◆ **Aim**
Give every line of the material again, exactly as written.

◆ **Material for the task**
=====
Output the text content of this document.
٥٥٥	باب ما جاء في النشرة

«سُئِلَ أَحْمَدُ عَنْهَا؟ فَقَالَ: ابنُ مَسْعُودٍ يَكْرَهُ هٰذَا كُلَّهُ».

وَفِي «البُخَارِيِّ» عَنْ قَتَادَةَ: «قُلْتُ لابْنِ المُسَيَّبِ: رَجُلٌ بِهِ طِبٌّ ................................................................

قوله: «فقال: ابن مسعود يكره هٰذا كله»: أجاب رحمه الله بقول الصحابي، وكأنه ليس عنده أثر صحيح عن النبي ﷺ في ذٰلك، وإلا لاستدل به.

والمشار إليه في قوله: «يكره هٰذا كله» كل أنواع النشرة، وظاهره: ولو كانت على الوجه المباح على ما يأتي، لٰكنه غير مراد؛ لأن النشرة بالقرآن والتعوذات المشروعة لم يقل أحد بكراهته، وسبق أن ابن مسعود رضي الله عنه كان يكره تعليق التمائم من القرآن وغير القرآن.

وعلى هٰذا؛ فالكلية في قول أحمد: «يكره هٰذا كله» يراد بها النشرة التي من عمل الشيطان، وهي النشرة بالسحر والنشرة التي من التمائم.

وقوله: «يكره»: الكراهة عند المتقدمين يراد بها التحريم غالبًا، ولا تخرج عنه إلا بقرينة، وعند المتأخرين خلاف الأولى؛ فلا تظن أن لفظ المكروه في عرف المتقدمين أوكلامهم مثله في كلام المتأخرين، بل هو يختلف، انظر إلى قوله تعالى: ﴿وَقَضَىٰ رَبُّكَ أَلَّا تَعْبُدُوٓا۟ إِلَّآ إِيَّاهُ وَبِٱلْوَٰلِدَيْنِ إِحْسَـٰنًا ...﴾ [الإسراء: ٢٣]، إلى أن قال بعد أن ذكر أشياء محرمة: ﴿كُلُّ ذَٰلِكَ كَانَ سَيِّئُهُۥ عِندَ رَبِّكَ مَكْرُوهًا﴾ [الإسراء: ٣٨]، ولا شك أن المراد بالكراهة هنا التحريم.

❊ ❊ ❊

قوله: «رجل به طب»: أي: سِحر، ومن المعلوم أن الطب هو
=====
◆ **Worked answer**
Output the text content of this document.
٥٥٥	باب ما جاء في النشرة

«سُئِلَ أَحْمَدُ عَنْهَا؟ فَقَالَ: ابنُ مَسْعُودٍ يَكْرَهُ هٰذَا كُلَّهُ».

وَفِي «البُخَارِيِّ» عَنْ قَتَادَةَ: «قُلْتُ لابْنِ المُسَيَّبِ: رَجُلٌ بِهِ طِبٌّ ................................................................

قوله: «فقال: ابن مسعود يكره هٰذا كله»: أجاب رحمه الله بقول الصحابي، وكأنه ليس عنده أثر صحيح عن النبي ﷺ في ذٰلك، وإلا لاستدل به.

والمشار إليه في قوله: «يكره هٰذا كله» كل أنواع النشرة، وظاهره: ولو كانت على الوجه المباح على ما يأتي، لٰكنه غير مراد؛ لأن النشرة بالقرآن والتعوذات المشروعة لم يقل أحد بكراهته، وسبق أن ابن مسعود رضي الله عنه كان يكره تعليق التمائم من القرآن وغير القرآن.

وعلى هٰذا؛ فالكلية في قول أحمد: «يكره هٰذا كله» يراد بها النشرة التي من عمل الشيطان، وهي النشرة بالسحر والنشرة التي من التمائم.

وقوله: «يكره»: الكراهة عند المتقدمين يراد بها التحريم غالبًا، ولا تخرج عنه إلا بقرينة، وعند المتأخرين خلاف الأولى؛ فلا تظن أن لفظ المكروه في عرف المتقدمين أوكلامهم مثله في كلام المتأخرين، بل هو يختلف، انظر إلى قوله تعالى: ﴿وَقَضَىٰ رَبُّكَ أَلَّا تَعْبُدُوٓا۟ إِلَّآ إِيَّاهُ وَبِٱلْوَٰلِدَيْنِ إِحْسَـٰنًا ...﴾ [الإسراء: ٢٣]، إلى أن قال بعد أن ذكر أشياء محرمة: ﴿كُلُّ ذَٰلِكَ كَانَ سَيِّئُهُۥ عِندَ رَبِّكَ مَكْرُوهًا﴾ [الإسراء: ٣٨]، ولا شك أن المراد بالكراهة هنا التحريم.

❊ ❊ ❊

قوله: «رجل به طب»: أي: سِحر، ومن المعلوم أن الطب هو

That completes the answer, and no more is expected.